Aim:
Without omitting anything, return the records precisely as given.

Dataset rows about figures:
>> Begin

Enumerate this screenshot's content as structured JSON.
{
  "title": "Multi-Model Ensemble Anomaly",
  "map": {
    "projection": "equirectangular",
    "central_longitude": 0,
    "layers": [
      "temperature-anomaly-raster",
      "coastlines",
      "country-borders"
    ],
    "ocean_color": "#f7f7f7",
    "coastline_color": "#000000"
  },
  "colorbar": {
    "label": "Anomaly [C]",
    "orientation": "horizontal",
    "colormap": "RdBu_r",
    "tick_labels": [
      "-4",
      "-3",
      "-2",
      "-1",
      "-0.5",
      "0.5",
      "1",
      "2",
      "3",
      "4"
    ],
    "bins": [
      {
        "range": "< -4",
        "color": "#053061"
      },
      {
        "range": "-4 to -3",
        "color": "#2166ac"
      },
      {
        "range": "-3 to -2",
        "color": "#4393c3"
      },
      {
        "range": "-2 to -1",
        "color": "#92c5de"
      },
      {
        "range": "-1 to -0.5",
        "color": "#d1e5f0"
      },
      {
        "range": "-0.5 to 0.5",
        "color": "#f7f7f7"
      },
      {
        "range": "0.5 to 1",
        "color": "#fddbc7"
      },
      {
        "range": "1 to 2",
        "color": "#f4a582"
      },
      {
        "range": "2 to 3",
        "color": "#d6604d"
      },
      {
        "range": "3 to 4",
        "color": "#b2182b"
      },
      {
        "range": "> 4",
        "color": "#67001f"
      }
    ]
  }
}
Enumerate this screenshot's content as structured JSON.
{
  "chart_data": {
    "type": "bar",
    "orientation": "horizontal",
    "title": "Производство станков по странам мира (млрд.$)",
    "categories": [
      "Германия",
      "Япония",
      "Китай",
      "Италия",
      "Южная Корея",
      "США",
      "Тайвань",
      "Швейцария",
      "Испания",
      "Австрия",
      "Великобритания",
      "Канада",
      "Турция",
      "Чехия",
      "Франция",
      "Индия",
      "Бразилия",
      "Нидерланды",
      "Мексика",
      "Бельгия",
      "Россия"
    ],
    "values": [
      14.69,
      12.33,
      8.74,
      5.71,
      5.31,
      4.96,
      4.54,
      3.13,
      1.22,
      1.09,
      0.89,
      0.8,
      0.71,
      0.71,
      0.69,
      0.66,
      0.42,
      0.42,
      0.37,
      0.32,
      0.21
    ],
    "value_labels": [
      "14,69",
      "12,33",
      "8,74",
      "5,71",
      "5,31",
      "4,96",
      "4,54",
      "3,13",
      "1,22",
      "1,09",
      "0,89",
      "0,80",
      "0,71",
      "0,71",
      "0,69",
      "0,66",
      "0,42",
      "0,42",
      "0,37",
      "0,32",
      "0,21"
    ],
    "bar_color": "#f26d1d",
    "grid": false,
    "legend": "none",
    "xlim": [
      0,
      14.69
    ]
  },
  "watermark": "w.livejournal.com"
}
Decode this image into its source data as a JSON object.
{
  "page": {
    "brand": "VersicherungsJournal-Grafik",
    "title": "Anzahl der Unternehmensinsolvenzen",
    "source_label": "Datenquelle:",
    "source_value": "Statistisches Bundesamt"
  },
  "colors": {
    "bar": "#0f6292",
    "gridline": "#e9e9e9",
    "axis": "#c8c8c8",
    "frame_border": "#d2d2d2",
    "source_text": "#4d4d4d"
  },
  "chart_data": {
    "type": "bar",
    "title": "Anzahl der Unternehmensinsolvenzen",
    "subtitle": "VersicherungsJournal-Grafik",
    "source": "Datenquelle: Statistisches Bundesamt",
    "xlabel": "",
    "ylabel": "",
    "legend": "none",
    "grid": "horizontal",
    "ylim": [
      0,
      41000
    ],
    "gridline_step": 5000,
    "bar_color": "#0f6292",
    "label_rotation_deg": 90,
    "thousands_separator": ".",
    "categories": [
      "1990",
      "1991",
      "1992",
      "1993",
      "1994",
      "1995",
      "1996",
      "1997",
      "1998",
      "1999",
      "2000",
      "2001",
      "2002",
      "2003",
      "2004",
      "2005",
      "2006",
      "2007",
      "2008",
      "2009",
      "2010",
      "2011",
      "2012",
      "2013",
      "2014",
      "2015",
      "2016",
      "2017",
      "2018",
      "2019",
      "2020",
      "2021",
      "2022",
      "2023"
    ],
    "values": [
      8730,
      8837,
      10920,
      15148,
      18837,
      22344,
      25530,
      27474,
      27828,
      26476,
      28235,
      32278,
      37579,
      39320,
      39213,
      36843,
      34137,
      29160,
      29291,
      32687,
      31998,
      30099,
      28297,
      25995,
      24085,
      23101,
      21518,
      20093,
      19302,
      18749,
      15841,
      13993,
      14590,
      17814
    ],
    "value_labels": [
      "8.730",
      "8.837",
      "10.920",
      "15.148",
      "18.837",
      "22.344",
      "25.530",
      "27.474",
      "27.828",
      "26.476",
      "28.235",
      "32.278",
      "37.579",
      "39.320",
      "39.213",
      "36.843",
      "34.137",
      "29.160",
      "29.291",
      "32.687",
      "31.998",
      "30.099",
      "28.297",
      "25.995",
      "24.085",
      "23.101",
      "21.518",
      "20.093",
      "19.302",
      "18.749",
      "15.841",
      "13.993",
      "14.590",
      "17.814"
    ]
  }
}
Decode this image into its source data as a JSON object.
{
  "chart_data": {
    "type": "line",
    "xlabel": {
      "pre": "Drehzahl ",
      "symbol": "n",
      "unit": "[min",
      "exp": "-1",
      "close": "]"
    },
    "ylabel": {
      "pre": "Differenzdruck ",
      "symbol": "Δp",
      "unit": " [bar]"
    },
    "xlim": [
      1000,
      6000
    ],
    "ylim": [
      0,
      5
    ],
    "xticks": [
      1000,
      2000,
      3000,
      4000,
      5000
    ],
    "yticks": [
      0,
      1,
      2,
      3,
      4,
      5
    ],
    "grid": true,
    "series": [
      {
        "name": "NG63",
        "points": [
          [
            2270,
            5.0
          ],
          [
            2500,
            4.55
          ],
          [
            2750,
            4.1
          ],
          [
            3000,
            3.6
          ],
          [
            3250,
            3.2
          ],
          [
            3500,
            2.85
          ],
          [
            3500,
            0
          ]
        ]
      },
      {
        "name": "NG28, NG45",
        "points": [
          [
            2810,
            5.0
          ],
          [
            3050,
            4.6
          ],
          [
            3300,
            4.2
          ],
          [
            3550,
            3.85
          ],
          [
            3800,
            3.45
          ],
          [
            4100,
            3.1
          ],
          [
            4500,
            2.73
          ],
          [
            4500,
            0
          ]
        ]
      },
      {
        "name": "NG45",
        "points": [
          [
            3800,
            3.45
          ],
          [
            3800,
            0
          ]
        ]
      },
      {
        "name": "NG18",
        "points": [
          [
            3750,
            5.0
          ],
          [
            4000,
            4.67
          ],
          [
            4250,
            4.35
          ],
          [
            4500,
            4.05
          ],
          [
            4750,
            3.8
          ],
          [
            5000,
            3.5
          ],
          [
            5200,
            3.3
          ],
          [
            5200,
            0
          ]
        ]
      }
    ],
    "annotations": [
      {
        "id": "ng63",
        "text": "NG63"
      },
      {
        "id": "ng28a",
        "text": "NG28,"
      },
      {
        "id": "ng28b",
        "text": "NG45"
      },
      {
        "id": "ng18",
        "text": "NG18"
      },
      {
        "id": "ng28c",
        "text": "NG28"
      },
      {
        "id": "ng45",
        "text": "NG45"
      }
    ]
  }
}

>> End

Solution for this exercise:
Enumerate this screenshot's content as structured JSON.
{
  "title": "Multi-Model Ensemble Anomaly",
  "map": {
    "projection": "equirectangular",
    "central_longitude": 0,
    "layers": [
      "temperature-anomaly-raster",
      "coastlines",
      "country-borders"
    ],
    "ocean_color": "#f7f7f7",
    "coastline_color": "#000000"
  },
  "colorbar": {
    "label": "Anomaly [C]",
    "orientation": "horizontal",
    "colormap": "RdBu_r",
    "tick_labels": [
      "-4",
      "-3",
      "-2",
      "-1",
      "-0.5",
      "0.5",
      "1",
      "2",
      "3",
      "4"
    ],
    "bins": [
      {
        "range": "< -4",
        "color": "#053061"
      },
      {
        "range": "-4 to -3",
        "color": "#2166ac"
      },
      {
        "range": "-3 to -2",
        "color": "#4393c3"
      },
      {
        "range": "-2 to -1",
        "color": "#92c5de"
      },
      {
        "range": "-1 to -0.5",
        "color": "#d1e5f0"
      },
      {
        "range": "-0.5 to 0.5",
        "color": "#f7f7f7"
      },
      {
        "range": "0.5 to 1",
        "color": "#fddbc7"
      },
      {
        "range": "1 to 2",
        "color": "#f4a582"
      },
      {
        "range": "2 to 3",
        "color": "#d6604d"
      },
      {
        "range": "3 to 4",
        "color": "#b2182b"
      },
      {
        "range": "> 4",
        "color": "#67001f"
      }
    ]
  }
}
Enumerate this screenshot's content as structured JSON.
{
  "chart_data": {
    "type": "bar",
    "orientation": "horizontal",
    "title": "Производство станков по странам мира (млрд.$)",
    "categories": [
      "Германия",
      "Япония",
      "Китай",
      "Италия",
      "Южная Корея",
      "США",
      "Тайвань",
      "Швейцария",
      "Испания",
      "Австрия",
      "Великобритания",
      "Канада",
      "Турция",
      "Чехия",
      "Франция",
      "Индия",
      "Бразилия",
      "Нидерланды",
      "Мексика",
      "Бельгия",
      "Россия"
    ],
    "values": [
      14.69,
      12.33,
      8.74,
      5.71,
      5.31,
      4.96,
      4.54,
      3.13,
      1.22,
      1.09,
      0.89,
      0.8,
      0.71,
      0.71,
      0.69,
      0.66,
      0.42,
      0.42,
      0.37,
      0.32,
      0.21
    ],
    "value_labels": [
      "14,69",
      "12,33",
      "8,74",
      "5,71",
      "5,31",
      "4,96",
      "4,54",
      "3,13",
      "1,22",
      "1,09",
      "0,89",
      "0,80",
      "0,71",
      "0,71",
      "0,69",
      "0,66",
      "0,42",
      "0,42",
      "0,37",
      "0,32",
      "0,21"
    ],
    "bar_color": "#f26d1d",
    "grid": false,
    "legend": "none",
    "xlim": [
      0,
      14.69
    ]
  },
  "watermark": "w.livejournal.com"
}
Decode this image into its source data as a JSON object.
{
  "page": {
    "brand": "VersicherungsJournal-Grafik",
    "title": "Anzahl der Unternehmensinsolvenzen",
    "source_label": "Datenquelle:",
    "source_value": "Statistisches Bundesamt"
  },
  "colors": {
    "bar": "#0f6292",
    "gridline": "#e9e9e9",
    "axis": "#c8c8c8",
    "frame_border": "#d2d2d2",
    "source_text": "#4d4d4d"
  },
  "chart_data": {
    "type": "bar",
    "title": "Anzahl der Unternehmensinsolvenzen",
    "subtitle": "VersicherungsJournal-Grafik",
    "source": "Datenquelle: Statistisches Bundesamt",
    "xlabel": "",
    "ylabel": "",
    "legend": "none",
    "grid": "horizontal",
    "ylim": [
      0,
      41000
    ],
    "gridline_step": 5000,
    "bar_color": "#0f6292",
    "label_rotation_deg": 90,
    "thousands_separator": ".",
    "categories": [
      "1990",
      "1991",
      "1992",
      "1993",
      "1994",
      "1995",
      "1996",
      "1997",
      "1998",
      "1999",
      "2000",
      "2001",
      "2002",
      "2003",
      "2004",
      "2005",
      "2006",
      "2007",
      "2008",
      "2009",
      "2010",
      "2011",
      "2012",
      "2013",
      "2014",
      "2015",
      "2016",
      "2017",
      "2018",
      "2019",
      "2020",
      "2021",
      "2022",
      "2023"
    ],
    "values": [
      8730,
      8837,
      10920,
      15148,
      18837,
      22344,
      25530,
      27474,
      27828,
      26476,
      28235,
      32278,
      37579,
      39320,
      39213,
      36843,
      34137,
      29160,
      29291,
      32687,
      31998,
      30099,
      28297,
      25995,
      24085,
      23101,
      21518,
      20093,
      19302,
      18749,
      15841,
      13993,
      14590,
      17814
    ],
    "value_labels": [
      "8.730",
      "8.837",
      "10.920",
      "15.148",
      "18.837",
      "22.344",
      "25.530",
      "27.474",
      "27.828",
      "26.476",
      "28.235",
      "32.278",
      "37.579",
      "39.320",
      "39.213",
      "36.843",
      "34.137",
      "29.160",
      "29.291",
      "32.687",
      "31.998",
      "30.099",
      "28.297",
      "25.995",
      "24.085",
      "23.101",
      "21.518",
      "20.093",
      "19.302",
      "18.749",
      "15.841",
      "13.993",
      "14.590",
      "17.814"
    ]
  }
}
Decode this image into its source data as a JSON object.
{
  "chart_data": {
    "type": "line",
    "xlabel": {
      "pre": "Drehzahl ",
      "symbol": "n",
      "unit": "[min",
      "exp": "-1",
      "close": "]"
    },
    "ylabel": {
      "pre": "Differenzdruck ",
      "symbol": "Δp",
      "unit": " [bar]"
    },
    "xlim": [
      1000,
      6000
    ],
    "ylim": [
      0,
      5
    ],
    "xticks": [
      1000,
      2000,
      3000,
      4000,
      5000
    ],
    "yticks": [
      0,
      1,
      2,
      3,
      4,
      5
    ],
    "grid": true,
    "series": [
      {
        "name": "NG63",
        "points": [
          [
            2270,
            5.0
          ],
          [
            2500,
            4.55
          ],
          [
            2750,
            4.1
          ],
          [
            3000,
            3.6
          ],
          [
            3250,
            3.2
          ],
          [
            3500,
            2.85
          ],
          [
            3500,
            0
          ]
        ]
      },
      {
        "name": "NG28, NG45",
        "points": [
          [
            2810,
            5.0
          ],
          [
            3050,
            4.6
          ],
          [
            3300,
            4.2
          ],
          [
            3550,
            3.85
          ],
          [
            3800,
            3.45
          ],
          [
            4100,
            3.1
          ],
          [
            4500,
            2.73
          ],
          [
            4500,
            0
          ]
        ]
      },
      {
        "name": "NG45",
        "points": [
          [
            3800,
            3.45
          ],
          [
            3800,
            0
          ]
        ]
      },
      {
        "name": "NG18",
        "points": [
          [
            3750,
            5.0
          ],
          [
            4000,
            4.67
          ],
          [
            4250,
            4.35
          ],
          [
            4500,
            4.05
          ],
          [
            4750,
            3.8
          ],
          [
            5000,
            3.5
          ],
          [
            5200,
            3.3
          ],
          [
            5200,
            0
          ]
        ]
      }
    ],
    "annotations": [
      {
        "id": "ng63",
        "text": "NG63"
      },
      {
        "id": "ng28a",
        "text": "NG28,"
      },
      {
        "id": "ng28b",
        "text": "NG45"
      },
      {
        "id": "ng18",
        "text": "NG18"
      },
      {
        "id": "ng28c",
        "text": "NG28"
      },
      {
        "id": "ng45",
        "text": "NG45"
      }
    ]
  }
}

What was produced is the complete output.